### 本文
-------
WHO排除は「意地悪」なのか
新型コロナ禍の初期、日本のメディアは中国が台湾をWHOから排除しているとの批判を展開した。まるで中国が台湾に「意地悪をしている」かのような報道は、経緯を知らないのか、もしくは中国への悪意だろう。台湾は、民進党が「92コンセンサス」を否定するまでの8年間(2017年まで)、きちんとWHOと関わることができていた。できなくなったのは台湾側が約束に違反したからであり、中国の「意地悪」ではない。
もっとも、台湾側にも同情すべき事情はあった。
台湾では戦後、「省籍矛盾」と呼ばれる対立が底流でくすぶり続けてきた。「省籍矛盾」とは、蔣介石総統とともに海峡を渡ってきた普通中国語を操る大陸出身の「外省人」が、主に台湾語を話す台湾島生まれの「本省人」を支配し続けたことで生じた、不満と対立のことだ。
-------
### データの内容

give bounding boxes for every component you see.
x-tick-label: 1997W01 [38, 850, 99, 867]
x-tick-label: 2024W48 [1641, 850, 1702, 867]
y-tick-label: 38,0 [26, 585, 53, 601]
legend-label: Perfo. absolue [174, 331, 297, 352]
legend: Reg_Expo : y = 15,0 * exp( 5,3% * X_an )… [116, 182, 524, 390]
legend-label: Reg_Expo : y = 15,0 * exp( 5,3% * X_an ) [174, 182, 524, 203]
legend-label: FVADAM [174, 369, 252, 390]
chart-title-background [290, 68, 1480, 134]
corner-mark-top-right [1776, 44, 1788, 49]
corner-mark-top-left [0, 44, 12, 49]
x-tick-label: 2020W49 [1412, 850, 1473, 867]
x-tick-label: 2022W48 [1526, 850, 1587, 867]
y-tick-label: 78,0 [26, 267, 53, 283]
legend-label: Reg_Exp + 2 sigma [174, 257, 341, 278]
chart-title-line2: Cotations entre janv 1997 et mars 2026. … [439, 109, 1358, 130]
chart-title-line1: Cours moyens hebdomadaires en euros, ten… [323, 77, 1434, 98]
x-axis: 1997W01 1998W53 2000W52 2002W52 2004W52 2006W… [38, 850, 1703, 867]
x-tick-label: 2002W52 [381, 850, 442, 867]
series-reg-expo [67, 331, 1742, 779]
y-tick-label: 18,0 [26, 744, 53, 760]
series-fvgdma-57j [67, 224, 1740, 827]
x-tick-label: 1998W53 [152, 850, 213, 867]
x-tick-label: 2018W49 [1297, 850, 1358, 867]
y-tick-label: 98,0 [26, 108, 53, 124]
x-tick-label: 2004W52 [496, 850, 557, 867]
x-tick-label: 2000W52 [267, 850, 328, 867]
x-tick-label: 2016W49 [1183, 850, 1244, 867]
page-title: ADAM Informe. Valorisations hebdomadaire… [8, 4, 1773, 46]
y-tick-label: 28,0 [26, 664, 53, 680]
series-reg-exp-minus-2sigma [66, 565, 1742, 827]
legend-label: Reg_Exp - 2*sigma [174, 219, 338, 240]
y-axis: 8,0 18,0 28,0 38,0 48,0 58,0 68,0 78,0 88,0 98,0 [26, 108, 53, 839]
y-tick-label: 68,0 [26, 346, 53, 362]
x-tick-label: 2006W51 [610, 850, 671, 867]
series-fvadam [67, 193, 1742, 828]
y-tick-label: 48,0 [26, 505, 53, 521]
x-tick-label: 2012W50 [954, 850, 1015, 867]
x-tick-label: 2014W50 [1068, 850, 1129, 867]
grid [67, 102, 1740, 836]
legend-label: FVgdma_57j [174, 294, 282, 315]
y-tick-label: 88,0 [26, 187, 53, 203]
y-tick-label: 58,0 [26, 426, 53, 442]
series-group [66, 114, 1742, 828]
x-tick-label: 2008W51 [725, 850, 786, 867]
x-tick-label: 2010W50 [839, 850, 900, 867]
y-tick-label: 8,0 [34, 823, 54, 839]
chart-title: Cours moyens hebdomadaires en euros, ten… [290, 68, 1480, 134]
-------
### 課題 1
台湾のWHO排除についての文章から、「もっとも、台湾側にも同情すべき事情はあった。」を英語に訳してください。
### 課題 2
台湾のWHO排除についての文章を、最後の一文の後から書き進めてください。

### 回答欄 1
That said, there were also circumstances on Taiwan's side that deserve sympathy.

### 回答欄 2
本省人が話す台湾語は「閩南語」であり、福建省南部の言葉だ。本省人は福建省南部から渡ってきたとされ、いまでも台湾の人々は、厦門の人々とは普通中国語ではなく閩南語で会話ができる。問題は、人口の約13%にすぎない外省人が、人口で約85%を占める本省人を政治的に支配しただけでなく、台湾の主な産業をも牛耳ってきたことだ。国民党の「党営」という手法だが、この問題は多くの場面で深刻な利害対立を招くことになる。
日本では報じられない中台対立の根源
そんな「省籍矛盾」の状況は、戦後初の本省人総統・国民党主席となった李登輝氏が「台湾アイデンティティ」を強調する政策を推進したことで大きく変わってくる。李登輝総統の台湾アイデンティティ重視は、台湾政界のライバルである外省人勢力との戦いが絡んだものとも指摘されるが、いずれにせよ李登輝総統の下で成長した民進党が「台湾アイデンティティ」の受け皿となり、台湾政治を台湾人(本省人)の手に、という流れを作り出してゆくのである。
この島内の変化が台湾海峡を挟んだ対立を複雑にし、中国を悩ませた。国民党との政争が激化する中で、民進党の掲げる「台湾アイデンティティ」が、日に日に本省人の間で広がり、挙げ句の果てに「自分は中国人ではない」という主張へとつながっていったからだ。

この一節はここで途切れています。